**EXERCISE**
Reproduce the listing verbatim.

**DATASET EXTRACT**
........

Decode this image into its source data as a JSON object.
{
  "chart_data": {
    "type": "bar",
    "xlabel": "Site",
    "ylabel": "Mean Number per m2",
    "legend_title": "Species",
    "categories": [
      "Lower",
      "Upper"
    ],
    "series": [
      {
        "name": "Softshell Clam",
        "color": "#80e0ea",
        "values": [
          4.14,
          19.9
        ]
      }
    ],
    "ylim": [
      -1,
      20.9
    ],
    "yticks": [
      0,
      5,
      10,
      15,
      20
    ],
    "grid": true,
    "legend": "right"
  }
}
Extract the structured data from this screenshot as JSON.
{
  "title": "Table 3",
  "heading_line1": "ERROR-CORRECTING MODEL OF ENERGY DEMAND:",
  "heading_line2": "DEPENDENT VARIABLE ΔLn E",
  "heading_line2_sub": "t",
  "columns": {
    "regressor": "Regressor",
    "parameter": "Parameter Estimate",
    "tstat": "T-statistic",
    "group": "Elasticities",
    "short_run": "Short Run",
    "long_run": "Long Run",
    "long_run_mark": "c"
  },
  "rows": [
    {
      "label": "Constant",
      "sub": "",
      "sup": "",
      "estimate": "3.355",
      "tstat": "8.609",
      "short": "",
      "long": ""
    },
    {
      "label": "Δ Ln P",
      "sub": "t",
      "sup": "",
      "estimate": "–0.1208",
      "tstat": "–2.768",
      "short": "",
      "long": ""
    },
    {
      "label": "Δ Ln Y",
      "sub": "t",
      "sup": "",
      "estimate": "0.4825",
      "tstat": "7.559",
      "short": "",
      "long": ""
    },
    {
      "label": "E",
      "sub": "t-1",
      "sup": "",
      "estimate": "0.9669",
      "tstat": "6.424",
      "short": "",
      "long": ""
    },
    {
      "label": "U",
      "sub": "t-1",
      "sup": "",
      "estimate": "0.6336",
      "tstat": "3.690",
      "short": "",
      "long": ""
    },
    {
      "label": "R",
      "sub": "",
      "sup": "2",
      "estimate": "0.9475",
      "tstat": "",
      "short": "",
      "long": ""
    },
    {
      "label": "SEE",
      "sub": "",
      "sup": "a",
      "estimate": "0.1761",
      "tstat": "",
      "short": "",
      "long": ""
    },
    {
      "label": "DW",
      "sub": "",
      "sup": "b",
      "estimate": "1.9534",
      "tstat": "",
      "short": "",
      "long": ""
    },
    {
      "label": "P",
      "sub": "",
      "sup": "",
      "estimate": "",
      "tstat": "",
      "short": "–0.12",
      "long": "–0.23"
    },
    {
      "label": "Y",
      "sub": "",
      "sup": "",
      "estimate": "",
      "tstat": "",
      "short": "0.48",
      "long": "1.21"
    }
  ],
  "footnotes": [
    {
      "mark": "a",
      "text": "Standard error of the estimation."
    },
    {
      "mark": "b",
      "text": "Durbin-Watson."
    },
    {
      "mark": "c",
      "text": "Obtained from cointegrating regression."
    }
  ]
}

........

**WRITTEN REPLY**
Decode this image into its source data as a JSON object.
{
  "chart_data": {
    "type": "bar",
    "xlabel": "Site",
    "ylabel": "Mean Number per m2",
    "legend_title": "Species",
    "categories": [
      "Lower",
      "Upper"
    ],
    "series": [
      {
        "name": "Softshell Clam",
        "color": "#80e0ea",
        "values": [
          4.14,
          19.9
        ]
      }
    ],
    "ylim": [
      -1,
      20.9
    ],
    "yticks": [
      0,
      5,
      10,
      15,
      20
    ],
    "grid": true,
    "legend": "right"
  }
}
Extract the structured data from this screenshot as JSON.
{
  "title": "Table 3",
  "heading_line1": "ERROR-CORRECTING MODEL OF ENERGY DEMAND:",
  "heading_line2": "DEPENDENT VARIABLE ΔLn E",
  "heading_line2_sub": "t",
  "columns": {
    "regressor": "Regressor",
    "parameter": "Parameter Estimate",
    "tstat": "T-statistic",
    "group": "Elasticities",
    "short_run": "Short Run",
    "long_run": "Long Run",
    "long_run_mark": "c"
  },
  "rows": [
    {
      "label": "Constant",
      "sub": "",
      "sup": "",
      "estimate": "3.355",
      "tstat": "8.609",
      "short": "",
      "long": ""
    },
    {
      "label": "Δ Ln P",
      "sub": "t",
      "sup": "",
      "estimate": "–0.1208",
      "tstat": "–2.768",
      "short": "",
      "long": ""
    },
    {
      "label": "Δ Ln Y",
      "sub": "t",
      "sup": "",
      "estimate": "0.4825",
      "tstat": "7.559",
      "short": "",
      "long": ""
    },
    {
      "label": "E",
      "sub": "t-1",
      "sup": "",
      "estimate": "0.9669",
      "tstat": "6.424",
      "short": "",
      "long": ""
    },
    {
      "label": "U",
      "sub": "t-1",
      "sup": "",
      "estimate": "0.6336",
      "tstat": "3.690",
      "short": "",
      "long": ""
    },
    {
      "label": "R",
      "sub": "",
      "sup": "2",
      "estimate": "0.9475",
      "tstat": "",
      "short": "",
      "long": ""
    },
    {
      "label": "SEE",
      "sub": "",
      "sup": "a",
      "estimate": "0.1761",
      "tstat": "",
      "short": "",
      "long": ""
    },
    {
      "label": "DW",
      "sub": "",
      "sup": "b",
      "estimate": "1.9534",
      "tstat": "",
      "short": "",
      "long": ""
    },
    {
      "label": "P",
      "sub": "",
      "sup": "",
      "estimate": "",
      "tstat": "",
      "short": "–0.12",
      "long": "–0.23"
    },
    {
      "label": "Y",
      "sub": "",
      "sup": "",
      "estimate": "",
      "tstat": "",
      "short": "0.48",
      "long": "1.21"
    }
  ],
  "footnotes": [
    {
      "mark": "a",
      "text": "Standard error of the estimation."
    },
    {
      "mark": "b",
      "text": "Durbin-Watson."
    },
    {
      "mark": "c",
      "text": "Obtained from cointegrating regression."
    }
  ]
}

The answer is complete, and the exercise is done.